* [What you are asked to do]:
Copy out the entries verbatim, from the line containing "tab-about-us[interactable]: About us: [24, 242, 169, 273]" through the line containing "vertical-scrollbar[interactable]: [1498, 0, 1508, 942]".

* [Data section]:
-=-=-

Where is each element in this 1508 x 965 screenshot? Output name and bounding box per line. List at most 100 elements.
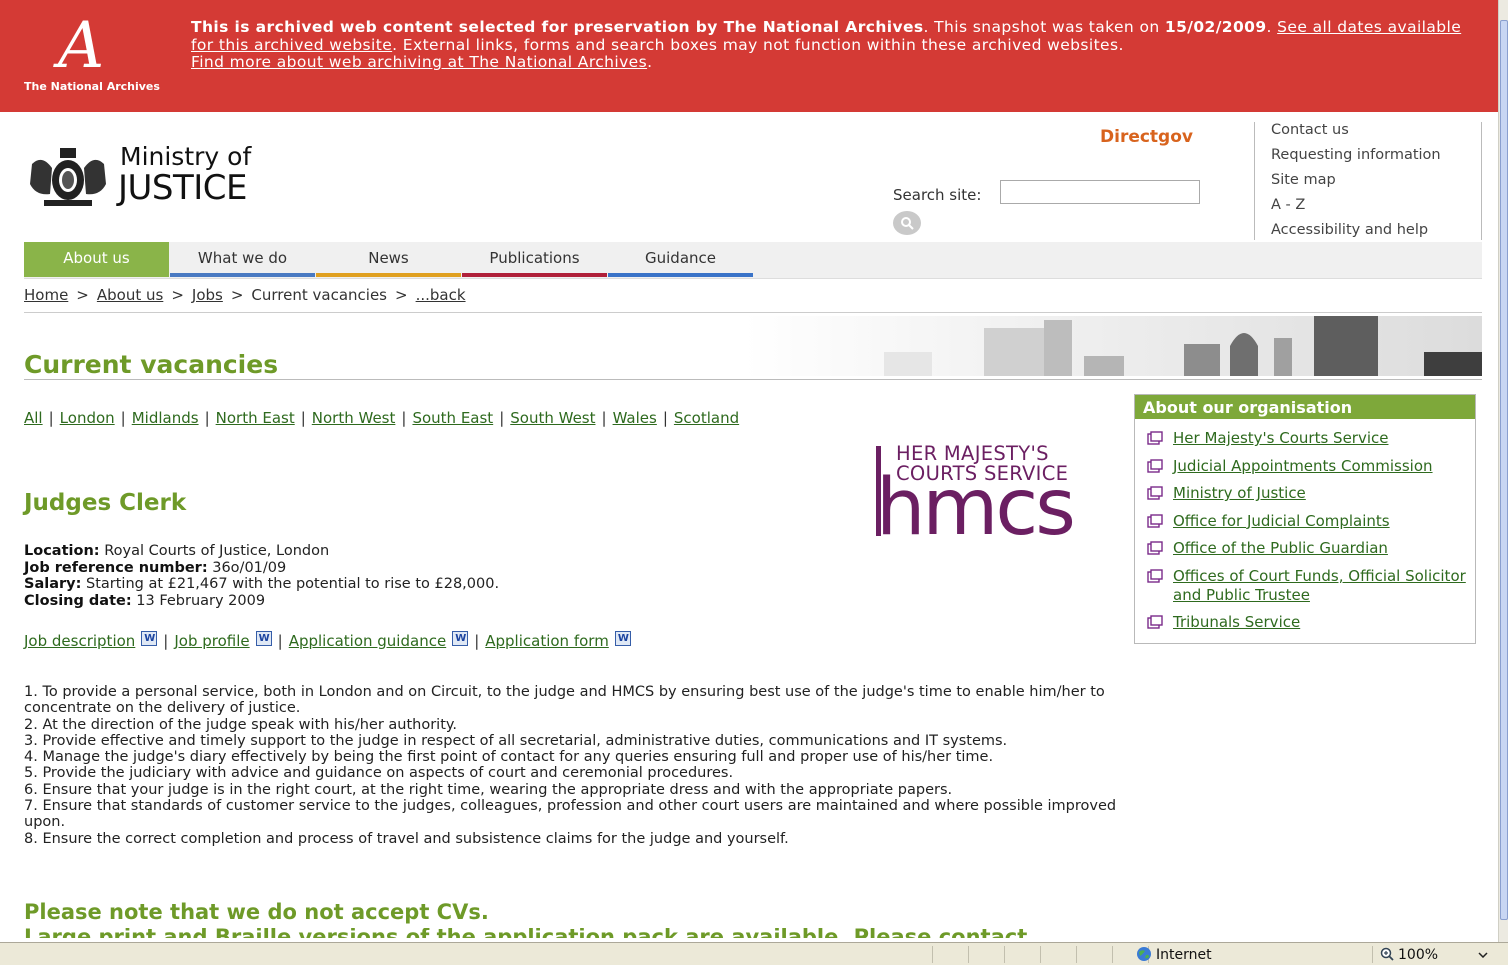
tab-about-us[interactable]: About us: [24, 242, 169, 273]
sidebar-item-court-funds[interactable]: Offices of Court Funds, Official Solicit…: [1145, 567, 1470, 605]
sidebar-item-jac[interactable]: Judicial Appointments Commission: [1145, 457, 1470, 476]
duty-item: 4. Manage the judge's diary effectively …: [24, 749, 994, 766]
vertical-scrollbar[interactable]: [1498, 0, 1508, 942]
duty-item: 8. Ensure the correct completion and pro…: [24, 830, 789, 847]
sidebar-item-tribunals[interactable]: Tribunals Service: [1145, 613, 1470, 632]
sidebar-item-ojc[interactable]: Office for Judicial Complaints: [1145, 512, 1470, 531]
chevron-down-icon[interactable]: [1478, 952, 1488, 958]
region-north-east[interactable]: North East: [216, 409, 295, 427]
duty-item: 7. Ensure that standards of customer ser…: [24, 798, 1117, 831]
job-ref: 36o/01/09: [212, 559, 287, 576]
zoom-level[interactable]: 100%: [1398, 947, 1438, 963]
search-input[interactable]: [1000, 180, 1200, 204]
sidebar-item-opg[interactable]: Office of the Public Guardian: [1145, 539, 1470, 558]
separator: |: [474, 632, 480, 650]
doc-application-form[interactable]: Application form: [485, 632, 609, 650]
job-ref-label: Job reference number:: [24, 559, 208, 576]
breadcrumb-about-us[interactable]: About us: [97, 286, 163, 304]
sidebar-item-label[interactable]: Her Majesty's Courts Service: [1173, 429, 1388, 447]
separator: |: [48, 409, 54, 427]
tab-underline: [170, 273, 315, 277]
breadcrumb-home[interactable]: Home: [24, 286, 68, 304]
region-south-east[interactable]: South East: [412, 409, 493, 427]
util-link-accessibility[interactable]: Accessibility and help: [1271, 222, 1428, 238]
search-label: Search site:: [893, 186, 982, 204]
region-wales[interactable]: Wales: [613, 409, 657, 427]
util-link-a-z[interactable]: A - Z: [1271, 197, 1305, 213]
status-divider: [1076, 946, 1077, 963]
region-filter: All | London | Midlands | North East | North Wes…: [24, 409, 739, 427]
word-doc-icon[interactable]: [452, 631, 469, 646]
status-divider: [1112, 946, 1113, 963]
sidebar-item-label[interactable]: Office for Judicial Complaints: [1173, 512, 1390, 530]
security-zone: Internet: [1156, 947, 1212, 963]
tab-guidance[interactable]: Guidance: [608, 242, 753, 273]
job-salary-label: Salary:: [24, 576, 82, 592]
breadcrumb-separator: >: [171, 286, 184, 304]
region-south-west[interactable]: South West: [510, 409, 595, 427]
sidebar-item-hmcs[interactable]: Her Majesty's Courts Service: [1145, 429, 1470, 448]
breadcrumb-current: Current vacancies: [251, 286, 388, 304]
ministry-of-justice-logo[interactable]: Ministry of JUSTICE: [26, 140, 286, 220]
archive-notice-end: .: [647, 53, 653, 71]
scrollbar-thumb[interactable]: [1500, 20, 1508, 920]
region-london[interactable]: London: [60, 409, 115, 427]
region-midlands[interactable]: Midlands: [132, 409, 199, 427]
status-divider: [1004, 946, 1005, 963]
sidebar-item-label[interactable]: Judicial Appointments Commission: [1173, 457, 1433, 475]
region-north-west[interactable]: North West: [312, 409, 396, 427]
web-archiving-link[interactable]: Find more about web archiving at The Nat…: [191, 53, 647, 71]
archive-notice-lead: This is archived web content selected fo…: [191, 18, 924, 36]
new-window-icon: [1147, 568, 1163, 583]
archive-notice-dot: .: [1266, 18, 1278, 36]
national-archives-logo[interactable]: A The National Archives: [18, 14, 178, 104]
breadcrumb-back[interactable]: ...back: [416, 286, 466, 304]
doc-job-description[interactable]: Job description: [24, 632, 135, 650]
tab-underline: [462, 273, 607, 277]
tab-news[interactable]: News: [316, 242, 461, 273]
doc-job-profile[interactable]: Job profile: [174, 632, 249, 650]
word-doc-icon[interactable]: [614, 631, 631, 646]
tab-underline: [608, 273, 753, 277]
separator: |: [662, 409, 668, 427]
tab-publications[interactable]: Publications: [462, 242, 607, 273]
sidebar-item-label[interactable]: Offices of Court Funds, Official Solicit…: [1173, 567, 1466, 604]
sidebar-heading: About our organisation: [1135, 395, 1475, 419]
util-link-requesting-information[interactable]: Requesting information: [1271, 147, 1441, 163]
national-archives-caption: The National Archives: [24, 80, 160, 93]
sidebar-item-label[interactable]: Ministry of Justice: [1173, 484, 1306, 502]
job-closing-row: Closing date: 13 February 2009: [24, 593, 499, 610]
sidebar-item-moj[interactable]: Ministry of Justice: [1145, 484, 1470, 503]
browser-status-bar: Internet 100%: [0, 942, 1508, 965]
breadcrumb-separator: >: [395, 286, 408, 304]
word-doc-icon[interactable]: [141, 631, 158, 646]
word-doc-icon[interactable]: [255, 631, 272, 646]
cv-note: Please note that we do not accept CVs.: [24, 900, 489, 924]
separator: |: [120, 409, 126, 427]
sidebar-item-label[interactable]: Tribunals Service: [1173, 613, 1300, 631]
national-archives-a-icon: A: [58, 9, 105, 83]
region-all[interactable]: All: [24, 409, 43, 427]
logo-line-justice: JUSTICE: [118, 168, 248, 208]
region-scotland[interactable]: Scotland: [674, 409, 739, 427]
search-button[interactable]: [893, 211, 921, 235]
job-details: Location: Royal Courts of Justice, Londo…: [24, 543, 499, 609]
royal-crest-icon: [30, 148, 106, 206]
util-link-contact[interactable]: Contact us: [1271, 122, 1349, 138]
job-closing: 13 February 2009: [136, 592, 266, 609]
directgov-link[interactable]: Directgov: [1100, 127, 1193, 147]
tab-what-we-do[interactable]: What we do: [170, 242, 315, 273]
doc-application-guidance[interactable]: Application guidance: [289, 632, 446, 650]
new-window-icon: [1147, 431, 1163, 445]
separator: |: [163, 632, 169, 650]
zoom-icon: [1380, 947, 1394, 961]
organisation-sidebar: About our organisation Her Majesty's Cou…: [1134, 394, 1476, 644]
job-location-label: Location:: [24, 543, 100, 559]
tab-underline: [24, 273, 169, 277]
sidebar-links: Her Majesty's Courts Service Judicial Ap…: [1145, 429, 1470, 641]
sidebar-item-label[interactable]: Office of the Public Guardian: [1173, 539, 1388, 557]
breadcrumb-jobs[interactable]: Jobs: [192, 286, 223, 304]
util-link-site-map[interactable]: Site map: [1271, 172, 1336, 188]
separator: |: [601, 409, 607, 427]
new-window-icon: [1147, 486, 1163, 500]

-=-=-

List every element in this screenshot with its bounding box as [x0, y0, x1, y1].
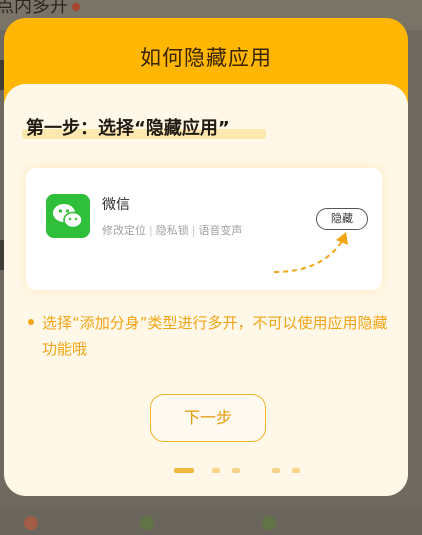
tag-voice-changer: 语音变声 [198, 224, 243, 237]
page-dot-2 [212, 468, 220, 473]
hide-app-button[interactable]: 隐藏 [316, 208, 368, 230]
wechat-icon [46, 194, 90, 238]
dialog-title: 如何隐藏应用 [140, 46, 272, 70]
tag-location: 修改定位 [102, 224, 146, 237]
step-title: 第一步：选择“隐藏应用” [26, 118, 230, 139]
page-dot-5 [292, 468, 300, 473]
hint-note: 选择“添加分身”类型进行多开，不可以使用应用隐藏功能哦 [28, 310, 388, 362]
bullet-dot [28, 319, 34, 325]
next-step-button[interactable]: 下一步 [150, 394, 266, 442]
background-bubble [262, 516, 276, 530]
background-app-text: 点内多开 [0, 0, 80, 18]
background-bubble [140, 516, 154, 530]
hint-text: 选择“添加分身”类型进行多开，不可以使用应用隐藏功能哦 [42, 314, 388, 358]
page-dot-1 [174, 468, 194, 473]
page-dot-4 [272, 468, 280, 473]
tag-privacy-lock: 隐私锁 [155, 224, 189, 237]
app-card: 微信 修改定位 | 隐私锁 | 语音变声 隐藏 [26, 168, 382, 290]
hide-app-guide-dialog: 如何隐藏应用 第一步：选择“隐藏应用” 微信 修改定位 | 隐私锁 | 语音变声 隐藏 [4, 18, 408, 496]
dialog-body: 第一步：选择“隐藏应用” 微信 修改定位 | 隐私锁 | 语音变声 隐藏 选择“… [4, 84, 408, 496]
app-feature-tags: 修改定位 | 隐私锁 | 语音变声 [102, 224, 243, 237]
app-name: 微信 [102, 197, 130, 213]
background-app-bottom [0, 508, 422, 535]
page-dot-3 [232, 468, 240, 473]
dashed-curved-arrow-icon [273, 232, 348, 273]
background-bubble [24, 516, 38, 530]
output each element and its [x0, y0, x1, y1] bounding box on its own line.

-=-=-

* [Answer to this exercise]:
tab-about-us[interactable]: About us: [24, 242, 169, 273]
sidebar-item-court-funds[interactable]: Offices of Court Funds, Official Solicit…: [1145, 567, 1470, 605]
sidebar-item-jac[interactable]: Judicial Appointments Commission: [1145, 457, 1470, 476]
duty-item: 4. Manage the judge's diary effectively …: [24, 749, 994, 766]
vertical-scrollbar[interactable]: [1498, 0, 1508, 942]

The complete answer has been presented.